• [Problem] Each line of the data that includes the string "text" is to be copied out.

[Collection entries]
— Begin —
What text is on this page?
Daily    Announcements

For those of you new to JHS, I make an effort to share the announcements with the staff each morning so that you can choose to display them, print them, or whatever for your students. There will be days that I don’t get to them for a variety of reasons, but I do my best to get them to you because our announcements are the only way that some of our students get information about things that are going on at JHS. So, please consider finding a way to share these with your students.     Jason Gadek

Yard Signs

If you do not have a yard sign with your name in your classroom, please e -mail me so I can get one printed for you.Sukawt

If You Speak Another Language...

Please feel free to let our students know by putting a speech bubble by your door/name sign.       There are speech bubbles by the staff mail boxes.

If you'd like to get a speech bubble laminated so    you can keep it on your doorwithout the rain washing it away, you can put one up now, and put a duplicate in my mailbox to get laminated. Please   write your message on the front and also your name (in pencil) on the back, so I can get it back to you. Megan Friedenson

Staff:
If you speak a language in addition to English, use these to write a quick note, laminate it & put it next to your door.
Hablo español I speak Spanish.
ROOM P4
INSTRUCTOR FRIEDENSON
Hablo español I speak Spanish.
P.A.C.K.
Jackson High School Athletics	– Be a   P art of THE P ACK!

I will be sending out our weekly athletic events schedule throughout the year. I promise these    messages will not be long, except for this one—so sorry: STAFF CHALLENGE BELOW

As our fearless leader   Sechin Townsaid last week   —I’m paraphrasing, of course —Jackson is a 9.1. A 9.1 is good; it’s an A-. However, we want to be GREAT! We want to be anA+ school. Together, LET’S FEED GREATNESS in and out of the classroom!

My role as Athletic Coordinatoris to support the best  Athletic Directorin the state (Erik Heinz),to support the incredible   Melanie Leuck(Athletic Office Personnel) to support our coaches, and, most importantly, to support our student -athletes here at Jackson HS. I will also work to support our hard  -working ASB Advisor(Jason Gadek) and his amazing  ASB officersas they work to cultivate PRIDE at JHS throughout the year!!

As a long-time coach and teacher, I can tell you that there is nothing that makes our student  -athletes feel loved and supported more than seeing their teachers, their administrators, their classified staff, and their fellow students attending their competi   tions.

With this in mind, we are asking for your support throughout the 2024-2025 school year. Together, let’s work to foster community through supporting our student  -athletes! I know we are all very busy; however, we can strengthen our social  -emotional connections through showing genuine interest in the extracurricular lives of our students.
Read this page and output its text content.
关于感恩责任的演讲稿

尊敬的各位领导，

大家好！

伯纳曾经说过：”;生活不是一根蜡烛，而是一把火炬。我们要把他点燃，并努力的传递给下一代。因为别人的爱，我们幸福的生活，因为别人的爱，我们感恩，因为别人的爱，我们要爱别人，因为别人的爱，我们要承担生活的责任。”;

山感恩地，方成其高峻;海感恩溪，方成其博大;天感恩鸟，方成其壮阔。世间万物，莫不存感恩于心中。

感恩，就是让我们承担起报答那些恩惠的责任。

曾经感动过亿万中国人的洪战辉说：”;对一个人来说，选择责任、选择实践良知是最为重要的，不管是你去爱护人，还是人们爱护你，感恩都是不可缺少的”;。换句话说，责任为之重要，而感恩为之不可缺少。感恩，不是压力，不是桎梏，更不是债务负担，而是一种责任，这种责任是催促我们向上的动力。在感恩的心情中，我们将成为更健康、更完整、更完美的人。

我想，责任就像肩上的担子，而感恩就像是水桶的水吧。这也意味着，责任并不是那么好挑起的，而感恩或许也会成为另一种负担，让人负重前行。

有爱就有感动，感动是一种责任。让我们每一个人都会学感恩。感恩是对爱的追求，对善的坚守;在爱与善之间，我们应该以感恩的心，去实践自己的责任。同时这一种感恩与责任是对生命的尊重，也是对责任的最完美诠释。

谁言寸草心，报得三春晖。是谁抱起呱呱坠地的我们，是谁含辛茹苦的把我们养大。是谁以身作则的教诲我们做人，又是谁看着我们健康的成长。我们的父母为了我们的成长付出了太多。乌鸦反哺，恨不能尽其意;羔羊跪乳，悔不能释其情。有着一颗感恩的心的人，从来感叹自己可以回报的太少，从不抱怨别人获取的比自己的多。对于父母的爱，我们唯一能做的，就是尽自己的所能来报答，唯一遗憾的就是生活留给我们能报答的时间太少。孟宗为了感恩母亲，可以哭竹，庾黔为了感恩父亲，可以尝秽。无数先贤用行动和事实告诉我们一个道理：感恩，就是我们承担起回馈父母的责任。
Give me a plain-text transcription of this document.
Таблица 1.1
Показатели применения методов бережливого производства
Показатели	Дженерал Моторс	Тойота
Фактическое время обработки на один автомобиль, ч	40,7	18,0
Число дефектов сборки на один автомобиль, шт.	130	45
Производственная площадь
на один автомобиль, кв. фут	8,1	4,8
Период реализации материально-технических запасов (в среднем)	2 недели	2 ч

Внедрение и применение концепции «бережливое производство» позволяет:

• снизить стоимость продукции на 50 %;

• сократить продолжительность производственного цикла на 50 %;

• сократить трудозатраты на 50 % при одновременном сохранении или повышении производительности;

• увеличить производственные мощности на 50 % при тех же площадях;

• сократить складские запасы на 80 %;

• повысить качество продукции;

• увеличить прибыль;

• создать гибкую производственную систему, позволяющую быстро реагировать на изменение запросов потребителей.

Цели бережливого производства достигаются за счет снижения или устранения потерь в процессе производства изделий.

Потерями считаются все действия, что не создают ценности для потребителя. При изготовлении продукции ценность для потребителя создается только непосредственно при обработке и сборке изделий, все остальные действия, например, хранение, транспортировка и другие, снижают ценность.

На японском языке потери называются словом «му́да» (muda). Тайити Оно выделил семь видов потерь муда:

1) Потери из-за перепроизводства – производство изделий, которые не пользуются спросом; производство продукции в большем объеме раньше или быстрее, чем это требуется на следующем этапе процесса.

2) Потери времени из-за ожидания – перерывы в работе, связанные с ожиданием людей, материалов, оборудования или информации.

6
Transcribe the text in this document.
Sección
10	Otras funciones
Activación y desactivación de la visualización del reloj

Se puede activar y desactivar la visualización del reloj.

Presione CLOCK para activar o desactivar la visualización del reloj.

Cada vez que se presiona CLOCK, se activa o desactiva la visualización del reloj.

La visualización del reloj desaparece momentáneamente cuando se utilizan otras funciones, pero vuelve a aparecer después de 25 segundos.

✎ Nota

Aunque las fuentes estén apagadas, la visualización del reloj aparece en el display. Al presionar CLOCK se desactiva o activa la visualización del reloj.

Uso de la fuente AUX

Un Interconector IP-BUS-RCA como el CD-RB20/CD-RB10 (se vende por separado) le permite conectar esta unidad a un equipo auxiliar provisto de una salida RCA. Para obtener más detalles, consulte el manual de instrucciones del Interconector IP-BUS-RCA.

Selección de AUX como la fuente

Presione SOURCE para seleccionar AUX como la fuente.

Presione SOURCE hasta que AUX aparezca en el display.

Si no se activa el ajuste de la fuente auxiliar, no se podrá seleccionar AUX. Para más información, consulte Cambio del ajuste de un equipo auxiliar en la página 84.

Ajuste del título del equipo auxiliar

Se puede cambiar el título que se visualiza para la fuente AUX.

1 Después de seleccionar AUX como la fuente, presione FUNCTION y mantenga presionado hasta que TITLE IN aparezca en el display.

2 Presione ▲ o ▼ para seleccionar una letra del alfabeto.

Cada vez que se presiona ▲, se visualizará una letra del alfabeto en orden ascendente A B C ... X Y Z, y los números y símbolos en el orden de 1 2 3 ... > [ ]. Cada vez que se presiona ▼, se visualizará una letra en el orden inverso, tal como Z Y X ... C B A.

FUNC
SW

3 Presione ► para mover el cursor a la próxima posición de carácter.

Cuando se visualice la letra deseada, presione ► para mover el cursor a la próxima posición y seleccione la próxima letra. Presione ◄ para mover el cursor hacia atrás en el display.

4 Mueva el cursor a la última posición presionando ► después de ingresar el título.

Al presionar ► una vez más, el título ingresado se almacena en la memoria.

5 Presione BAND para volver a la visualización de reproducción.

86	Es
— End —
• [Answer to this task]
What text is on this page?
Read this page and output its text content.
Give me a plain-text transcription of this document.
Transcribe the text in this document.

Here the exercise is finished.